- TASK DETAILS: Repeat, exactly and completely, the material that follows. Omit the pictures.

- DATA TO PROCESS:
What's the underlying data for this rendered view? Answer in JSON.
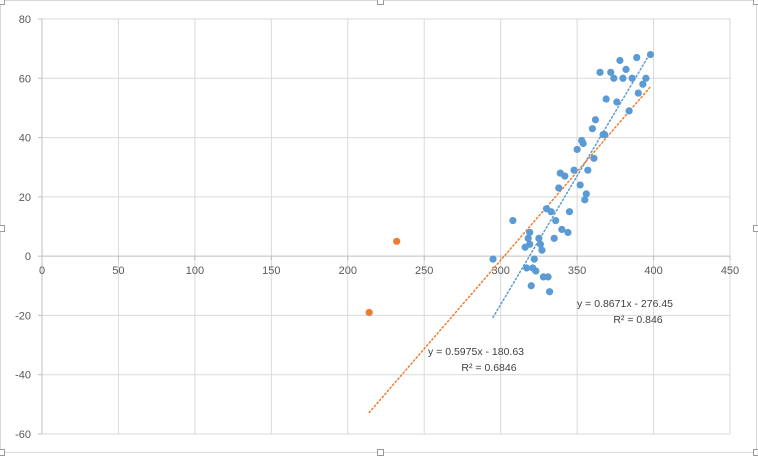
{
  "chart_data": {
    "type": "scatter",
    "title": "",
    "xlabel": "",
    "ylabel": "",
    "xlim": [
      0,
      450
    ],
    "ylim": [
      -60,
      80
    ],
    "x_ticks": [
      0,
      50,
      100,
      150,
      200,
      250,
      300,
      350,
      400,
      450
    ],
    "y_ticks": [
      -60,
      -40,
      -20,
      0,
      20,
      40,
      60,
      80
    ],
    "x_tick_labels": [
      "0",
      "50",
      "100",
      "150",
      "200",
      "250",
      "300",
      "350",
      "400",
      "450"
    ],
    "y_tick_labels": [
      "-60",
      "-40",
      "-20",
      "0",
      "20",
      "40",
      "60",
      "80"
    ],
    "grid": true,
    "legend": "none",
    "series": [
      {
        "color": "#5b9bd5",
        "points": [
          [
            295,
            -1
          ],
          [
            308,
            12
          ],
          [
            316,
            3
          ],
          [
            317,
            -4
          ],
          [
            318,
            6
          ],
          [
            319,
            8
          ],
          [
            319,
            4
          ],
          [
            320,
            -10
          ],
          [
            321,
            -4
          ],
          [
            322,
            -1
          ],
          [
            323,
            -5
          ],
          [
            325,
            6
          ],
          [
            326,
            4
          ],
          [
            327,
            2
          ],
          [
            328,
            -7
          ],
          [
            330,
            16
          ],
          [
            331,
            -7
          ],
          [
            332,
            -12
          ],
          [
            333,
            15
          ],
          [
            335,
            6
          ],
          [
            336,
            12
          ],
          [
            338,
            23
          ],
          [
            339,
            28
          ],
          [
            340,
            9
          ],
          [
            342,
            27
          ],
          [
            344,
            8
          ],
          [
            345,
            15
          ],
          [
            348,
            29
          ],
          [
            350,
            36
          ],
          [
            352,
            24
          ],
          [
            353,
            39
          ],
          [
            354,
            38
          ],
          [
            355,
            19
          ],
          [
            356,
            21
          ],
          [
            357,
            29
          ],
          [
            360,
            43
          ],
          [
            361,
            33
          ],
          [
            362,
            46
          ],
          [
            365,
            62
          ],
          [
            367,
            41
          ],
          [
            368,
            41
          ],
          [
            369,
            53
          ],
          [
            372,
            62
          ],
          [
            374,
            60
          ],
          [
            376,
            52
          ],
          [
            378,
            66
          ],
          [
            380,
            60
          ],
          [
            382,
            63
          ],
          [
            384,
            49
          ],
          [
            386,
            60
          ],
          [
            389,
            67
          ],
          [
            390,
            55
          ],
          [
            393,
            58
          ],
          [
            395,
            60
          ],
          [
            398,
            68
          ]
        ],
        "trendline": {
          "type": "linear",
          "slope": 0.8671,
          "intercept": -276.45,
          "x_range": [
            295,
            398
          ],
          "equation": "y = 0.8671x - 276.45",
          "r2": "R² = 0.846"
        }
      },
      {
        "color": "#ed7d31",
        "points": [
          [
            214,
            -19
          ],
          [
            232,
            5
          ]
        ],
        "trendline": {
          "type": "linear",
          "slope": 0.5975,
          "intercept": -180.63,
          "x_range": [
            214,
            398
          ],
          "equation": "y = 0.5975x - 180.63",
          "r2": "R² = 0.6846"
        }
      }
    ]
  }
}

- OUTPUT FOR THIS TASK:
What's the underlying data for this rendered view? Answer in JSON.
{
  "chart_data": {
    "type": "scatter",
    "title": "",
    "xlabel": "",
    "ylabel": "",
    "xlim": [
      0,
      450
    ],
    "ylim": [
      -60,
      80
    ],
    "x_ticks": [
      0,
      50,
      100,
      150,
      200,
      250,
      300,
      350,
      400,
      450
    ],
    "y_ticks": [
      -60,
      -40,
      -20,
      0,
      20,
      40,
      60,
      80
    ],
    "x_tick_labels": [
      "0",
      "50",
      "100",
      "150",
      "200",
      "250",
      "300",
      "350",
      "400",
      "450"
    ],
    "y_tick_labels": [
      "-60",
      "-40",
      "-20",
      "0",
      "20",
      "40",
      "60",
      "80"
    ],
    "grid": true,
    "legend": "none",
    "series": [
      {
        "color": "#5b9bd5",
        "points": [
          [
            295,
            -1
          ],
          [
            308,
            12
          ],
          [
            316,
            3
          ],
          [
            317,
            -4
          ],
          [
            318,
            6
          ],
          [
            319,
            8
          ],
          [
            319,
            4
          ],
          [
            320,
            -10
          ],
          [
            321,
            -4
          ],
          [
            322,
            -1
          ],
          [
            323,
            -5
          ],
          [
            325,
            6
          ],
          [
            326,
            4
          ],
          [
            327,
            2
          ],
          [
            328,
            -7
          ],
          [
            330,
            16
          ],
          [
            331,
            -7
          ],
          [
            332,
            -12
          ],
          [
            333,
            15
          ],
          [
            335,
            6
          ],
          [
            336,
            12
          ],
          [
            338,
            23
          ],
          [
            339,
            28
          ],
          [
            340,
            9
          ],
          [
            342,
            27
          ],
          [
            344,
            8
          ],
          [
            345,
            15
          ],
          [
            348,
            29
          ],
          [
            350,
            36
          ],
          [
            352,
            24
          ],
          [
            353,
            39
          ],
          [
            354,
            38
          ],
          [
            355,
            19
          ],
          [
            356,
            21
          ],
          [
            357,
            29
          ],
          [
            360,
            43
          ],
          [
            361,
            33
          ],
          [
            362,
            46
          ],
          [
            365,
            62
          ],
          [
            367,
            41
          ],
          [
            368,
            41
          ],
          [
            369,
            53
          ],
          [
            372,
            62
          ],
          [
            374,
            60
          ],
          [
            376,
            52
          ],
          [
            378,
            66
          ],
          [
            380,
            60
          ],
          [
            382,
            63
          ],
          [
            384,
            49
          ],
          [
            386,
            60
          ],
          [
            389,
            67
          ],
          [
            390,
            55
          ],
          [
            393,
            58
          ],
          [
            395,
            60
          ],
          [
            398,
            68
          ]
        ],
        "trendline": {
          "type": "linear",
          "slope": 0.8671,
          "intercept": -276.45,
          "x_range": [
            295,
            398
          ],
          "equation": "y = 0.8671x - 276.45",
          "r2": "R² = 0.846"
        }
      },
      {
        "color": "#ed7d31",
        "points": [
          [
            214,
            -19
          ],
          [
            232,
            5
          ]
        ],
        "trendline": {
          "type": "linear",
          "slope": 0.5975,
          "intercept": -180.63,
          "x_range": [
            214,
            398
          ],
          "equation": "y = 0.5975x - 180.63",
          "r2": "R² = 0.6846"
        }
      }
    ]
  }
}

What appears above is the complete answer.